# Extrait du texte
>>

Assises de Pikine : Passer de la planification à l’action, les Assises de Pikine veulent apporter des réponses concrètes aux défis du département
Les Assises de Pikine ambitionnent de dépasser le cadre d’un simple document de planification pour déboucher sur des actions concrètes au bénéfice des populations. Dans cet entretien, le coordonnateur des Assises, M. Lo, revient sur la démarche participative, les principaux défis du département et la stratégie envisagée pour mobiliser les ressources nécessaires à la mise en œuvre des recommandations.
« Nous ne voulons pas ajouter un document supplémentaire dans le territoire. Notre ambition est de passer d’une logique de planification à une logique d’action », explique le coordonnateur. Selon lui, la démarche repose sur la participation des collectivités territoriales, des services de l’État, des partenaires, des chercheurs, des jeunes, des femmes et de l’ensemble des acteurs concernés par le développement de Pikine. À l’issue des travaux, les recommandations devront être traduites en feuille de route opérationnelle, avec des actions prioritaires, des indicateurs ainsi que des budgets planifiés dans le temps et dans l’espace. Pour M. Lo, la réussite des Assises dépendra donc moins de la production d’un document que de la capacité des acteurs à mettre en œuvre les engagements pris.

<<

# Données à examiner

>>

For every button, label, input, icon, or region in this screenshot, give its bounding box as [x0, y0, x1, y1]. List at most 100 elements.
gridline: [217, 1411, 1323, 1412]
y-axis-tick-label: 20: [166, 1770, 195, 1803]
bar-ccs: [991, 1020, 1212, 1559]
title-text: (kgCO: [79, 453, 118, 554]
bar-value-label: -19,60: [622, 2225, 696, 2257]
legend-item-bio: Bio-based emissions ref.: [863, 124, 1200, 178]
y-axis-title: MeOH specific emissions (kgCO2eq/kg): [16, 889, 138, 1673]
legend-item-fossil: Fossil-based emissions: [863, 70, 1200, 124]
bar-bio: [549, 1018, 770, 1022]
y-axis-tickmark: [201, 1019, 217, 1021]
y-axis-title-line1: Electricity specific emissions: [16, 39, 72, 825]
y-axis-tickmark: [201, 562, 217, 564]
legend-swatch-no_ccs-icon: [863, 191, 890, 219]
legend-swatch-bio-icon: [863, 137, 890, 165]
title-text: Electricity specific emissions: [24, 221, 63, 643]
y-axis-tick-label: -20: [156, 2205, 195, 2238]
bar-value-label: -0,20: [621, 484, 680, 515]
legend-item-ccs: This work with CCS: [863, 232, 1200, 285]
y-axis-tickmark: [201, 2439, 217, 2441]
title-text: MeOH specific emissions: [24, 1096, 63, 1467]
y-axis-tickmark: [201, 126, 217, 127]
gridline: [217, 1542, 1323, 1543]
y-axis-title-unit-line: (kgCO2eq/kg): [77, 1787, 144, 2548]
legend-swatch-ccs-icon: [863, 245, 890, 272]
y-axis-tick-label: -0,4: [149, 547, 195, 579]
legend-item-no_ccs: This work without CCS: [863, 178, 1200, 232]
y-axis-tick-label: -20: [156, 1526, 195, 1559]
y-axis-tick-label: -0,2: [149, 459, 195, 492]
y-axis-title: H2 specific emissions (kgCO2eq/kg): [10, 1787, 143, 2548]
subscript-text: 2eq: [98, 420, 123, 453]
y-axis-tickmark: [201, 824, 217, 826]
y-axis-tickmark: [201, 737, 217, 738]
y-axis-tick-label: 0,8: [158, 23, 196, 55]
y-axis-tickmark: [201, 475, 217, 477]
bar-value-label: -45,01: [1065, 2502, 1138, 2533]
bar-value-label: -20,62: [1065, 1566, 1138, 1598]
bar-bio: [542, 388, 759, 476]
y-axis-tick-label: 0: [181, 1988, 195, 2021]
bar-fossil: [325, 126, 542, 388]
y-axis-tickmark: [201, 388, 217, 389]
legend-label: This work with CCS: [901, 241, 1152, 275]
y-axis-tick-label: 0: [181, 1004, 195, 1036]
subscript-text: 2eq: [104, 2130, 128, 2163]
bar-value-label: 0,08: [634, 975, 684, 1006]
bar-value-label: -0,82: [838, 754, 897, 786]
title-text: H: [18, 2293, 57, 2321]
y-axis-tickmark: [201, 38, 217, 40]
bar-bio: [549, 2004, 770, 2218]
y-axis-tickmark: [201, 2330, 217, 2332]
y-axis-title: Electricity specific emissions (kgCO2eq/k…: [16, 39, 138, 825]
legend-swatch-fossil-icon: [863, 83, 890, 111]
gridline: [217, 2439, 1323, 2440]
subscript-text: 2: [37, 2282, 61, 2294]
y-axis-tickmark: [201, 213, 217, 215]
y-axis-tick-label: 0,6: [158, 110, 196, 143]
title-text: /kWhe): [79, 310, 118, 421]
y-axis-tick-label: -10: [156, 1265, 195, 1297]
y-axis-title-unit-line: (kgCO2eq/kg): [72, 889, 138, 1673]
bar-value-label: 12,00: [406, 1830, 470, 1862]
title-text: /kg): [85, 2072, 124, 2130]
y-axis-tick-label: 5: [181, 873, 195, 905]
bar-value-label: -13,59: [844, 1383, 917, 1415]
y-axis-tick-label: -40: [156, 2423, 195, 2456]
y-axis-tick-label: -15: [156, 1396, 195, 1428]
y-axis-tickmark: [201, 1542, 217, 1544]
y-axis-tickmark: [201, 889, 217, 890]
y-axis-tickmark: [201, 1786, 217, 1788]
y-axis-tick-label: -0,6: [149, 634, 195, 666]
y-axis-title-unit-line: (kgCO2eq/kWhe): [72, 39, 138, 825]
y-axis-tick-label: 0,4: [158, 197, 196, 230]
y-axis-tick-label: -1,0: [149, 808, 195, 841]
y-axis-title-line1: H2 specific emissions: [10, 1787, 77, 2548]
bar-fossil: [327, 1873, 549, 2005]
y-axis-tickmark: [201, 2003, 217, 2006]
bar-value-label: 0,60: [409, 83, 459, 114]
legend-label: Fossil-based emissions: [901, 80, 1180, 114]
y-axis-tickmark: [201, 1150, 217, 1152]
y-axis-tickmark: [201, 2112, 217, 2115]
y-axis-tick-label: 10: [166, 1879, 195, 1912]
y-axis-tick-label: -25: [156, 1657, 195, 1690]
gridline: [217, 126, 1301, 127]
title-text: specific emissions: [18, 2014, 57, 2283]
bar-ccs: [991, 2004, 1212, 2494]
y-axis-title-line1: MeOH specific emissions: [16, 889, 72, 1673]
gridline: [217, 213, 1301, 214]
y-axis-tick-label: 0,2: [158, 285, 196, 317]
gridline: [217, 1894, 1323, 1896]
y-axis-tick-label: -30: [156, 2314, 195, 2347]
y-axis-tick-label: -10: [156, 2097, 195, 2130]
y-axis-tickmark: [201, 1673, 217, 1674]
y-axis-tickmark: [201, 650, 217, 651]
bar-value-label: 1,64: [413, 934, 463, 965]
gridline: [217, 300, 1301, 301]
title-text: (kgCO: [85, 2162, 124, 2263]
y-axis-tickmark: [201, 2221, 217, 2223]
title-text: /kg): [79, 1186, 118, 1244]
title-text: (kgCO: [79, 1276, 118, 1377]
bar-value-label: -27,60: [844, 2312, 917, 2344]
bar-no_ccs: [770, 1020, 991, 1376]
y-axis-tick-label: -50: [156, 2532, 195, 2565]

<<

D'après le texte sur les Assises de Pikine, pourquoi la réussite des Assises dépendra-t-elle moins de la production d'un document que de la capacité des acteurs à tenir leurs engagements ? Répondez en une à trois phrases.

Les organisateurs ne veulent pas ajouter un document supplémentaire dans le territoire. Leur ambition est de passer d'une logique de planification à une logique d'action. Les recommandations doivent donc être traduites en feuille de route opérationnelle, avec des actions prioritaires, des indicateurs et des budgets planifiés.